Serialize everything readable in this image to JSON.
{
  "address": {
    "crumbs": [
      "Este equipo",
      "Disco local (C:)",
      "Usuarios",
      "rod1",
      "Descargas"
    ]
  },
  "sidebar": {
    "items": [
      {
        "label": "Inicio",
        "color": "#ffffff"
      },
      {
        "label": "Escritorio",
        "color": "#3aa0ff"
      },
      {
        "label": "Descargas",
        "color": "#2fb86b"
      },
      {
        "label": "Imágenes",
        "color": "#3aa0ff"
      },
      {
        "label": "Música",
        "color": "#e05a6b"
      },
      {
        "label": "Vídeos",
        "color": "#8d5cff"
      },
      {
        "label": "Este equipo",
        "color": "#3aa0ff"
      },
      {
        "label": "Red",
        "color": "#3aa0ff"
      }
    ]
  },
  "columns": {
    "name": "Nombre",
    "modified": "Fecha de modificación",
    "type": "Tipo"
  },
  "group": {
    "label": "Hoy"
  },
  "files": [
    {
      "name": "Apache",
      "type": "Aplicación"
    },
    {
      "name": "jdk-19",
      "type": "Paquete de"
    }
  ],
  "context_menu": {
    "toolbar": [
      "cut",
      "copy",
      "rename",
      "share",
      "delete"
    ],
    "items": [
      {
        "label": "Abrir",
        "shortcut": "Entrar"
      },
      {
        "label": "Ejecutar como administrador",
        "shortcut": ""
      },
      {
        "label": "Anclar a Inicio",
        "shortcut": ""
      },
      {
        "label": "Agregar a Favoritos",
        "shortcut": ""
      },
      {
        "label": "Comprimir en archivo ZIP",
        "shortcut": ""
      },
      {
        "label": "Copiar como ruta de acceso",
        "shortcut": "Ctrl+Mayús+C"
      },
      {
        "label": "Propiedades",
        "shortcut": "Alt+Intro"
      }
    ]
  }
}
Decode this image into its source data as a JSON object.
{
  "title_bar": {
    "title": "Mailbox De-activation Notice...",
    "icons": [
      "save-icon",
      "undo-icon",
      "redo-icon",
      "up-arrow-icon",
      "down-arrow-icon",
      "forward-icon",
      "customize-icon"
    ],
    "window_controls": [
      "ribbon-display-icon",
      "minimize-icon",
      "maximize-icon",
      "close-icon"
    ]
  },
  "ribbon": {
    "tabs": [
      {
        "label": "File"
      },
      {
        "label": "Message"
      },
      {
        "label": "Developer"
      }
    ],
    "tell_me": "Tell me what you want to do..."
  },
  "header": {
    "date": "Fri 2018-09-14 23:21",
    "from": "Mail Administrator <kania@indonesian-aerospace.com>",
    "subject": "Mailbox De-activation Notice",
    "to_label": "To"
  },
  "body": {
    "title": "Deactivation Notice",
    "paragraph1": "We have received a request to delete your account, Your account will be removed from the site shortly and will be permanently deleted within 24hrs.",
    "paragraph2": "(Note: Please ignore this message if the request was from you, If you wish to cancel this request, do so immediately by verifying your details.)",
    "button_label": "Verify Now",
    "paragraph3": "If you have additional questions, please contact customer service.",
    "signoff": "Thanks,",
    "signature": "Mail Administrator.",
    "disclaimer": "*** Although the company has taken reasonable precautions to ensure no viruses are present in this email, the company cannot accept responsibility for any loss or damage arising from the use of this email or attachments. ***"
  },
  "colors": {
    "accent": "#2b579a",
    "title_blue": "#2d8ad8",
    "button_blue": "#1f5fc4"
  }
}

________________

◆ **Your goal**: Your task is to repeat the data exactly; please include every line.

◆ **Finished task**:
Serialize everything readable in this image to JSON.
{
  "address": {
    "crumbs": [
      "Este equipo",
      "Disco local (C:)",
      "Usuarios",
      "rod1",
      "Descargas"
    ]
  },
  "sidebar": {
    "items": [
      {
        "label": "Inicio",
        "color": "#ffffff"
      },
      {
        "label": "Escritorio",
        "color": "#3aa0ff"
      },
      {
        "label": "Descargas",
        "color": "#2fb86b"
      },
      {
        "label": "Imágenes",
        "color": "#3aa0ff"
      },
      {
        "label": "Música",
        "color": "#e05a6b"
      },
      {
        "label": "Vídeos",
        "color": "#8d5cff"
      },
      {
        "label": "Este equipo",
        "color": "#3aa0ff"
      },
      {
        "label": "Red",
        "color": "#3aa0ff"
      }
    ]
  },
  "columns": {
    "name": "Nombre",
    "modified": "Fecha de modificación",
    "type": "Tipo"
  },
  "group": {
    "label": "Hoy"
  },
  "files": [
    {
      "name": "Apache",
      "type": "Aplicación"
    },
    {
      "name": "jdk-19",
      "type": "Paquete de"
    }
  ],
  "context_menu": {
    "toolbar": [
      "cut",
      "copy",
      "rename",
      "share",
      "delete"
    ],
    "items": [
      {
        "label": "Abrir",
        "shortcut": "Entrar"
      },
      {
        "label": "Ejecutar como administrador",
        "shortcut": ""
      },
      {
        "label": "Anclar a Inicio",
        "shortcut": ""
      },
      {
        "label": "Agregar a Favoritos",
        "shortcut": ""
      },
      {
        "label": "Comprimir en archivo ZIP",
        "shortcut": ""
      },
      {
        "label": "Copiar como ruta de acceso",
        "shortcut": "Ctrl+Mayús+C"
      },
      {
        "label": "Propiedades",
        "shortcut": "Alt+Intro"
      }
    ]
  }
}
Decode this image into its source data as a JSON object.
{
  "title_bar": {
    "title": "Mailbox De-activation Notice...",
    "icons": [
      "save-icon",
      "undo-icon",
      "redo-icon",
      "up-arrow-icon",
      "down-arrow-icon",
      "forward-icon",
      "customize-icon"
    ],
    "window_controls": [
      "ribbon-display-icon",
      "minimize-icon",
      "maximize-icon",
      "close-icon"
    ]
  },
  "ribbon": {
    "tabs": [
      {
        "label": "File"
      },
      {
        "label": "Message"
      },
      {
        "label": "Developer"
      }
    ],
    "tell_me": "Tell me what you want to do..."
  },
  "header": {
    "date": "Fri 2018-09-14 23:21",
    "from": "Mail Administrator <kania@indonesian-aerospace.com>",
    "subject": "Mailbox De-activation Notice",
    "to_label": "To"
  },
  "body": {
    "title": "Deactivation Notice",
    "paragraph1": "We have received a request to delete your account, Your account will be removed from the site shortly and will be permanently deleted within 24hrs.",
    "paragraph2": "(Note: Please ignore this message if the request was from you, If you wish to cancel this request, do so immediately by verifying your details.)",
    "button_label": "Verify Now",
    "paragraph3": "If you have additional questions, please contact customer service.",
    "signoff": "Thanks,",
    "signature": "Mail Administrator.",
    "disclaimer": "*** Although the company has taken reasonable precautions to ensure no viruses are present in this email, the company cannot accept responsibility for any loss or damage arising from the use of this email or attachments. ***"
  },
  "colors": {
    "accent": "#2b579a",
    "title_blue": "#2d8ad8",
    "button_blue": "#1f5fc4"
  }
}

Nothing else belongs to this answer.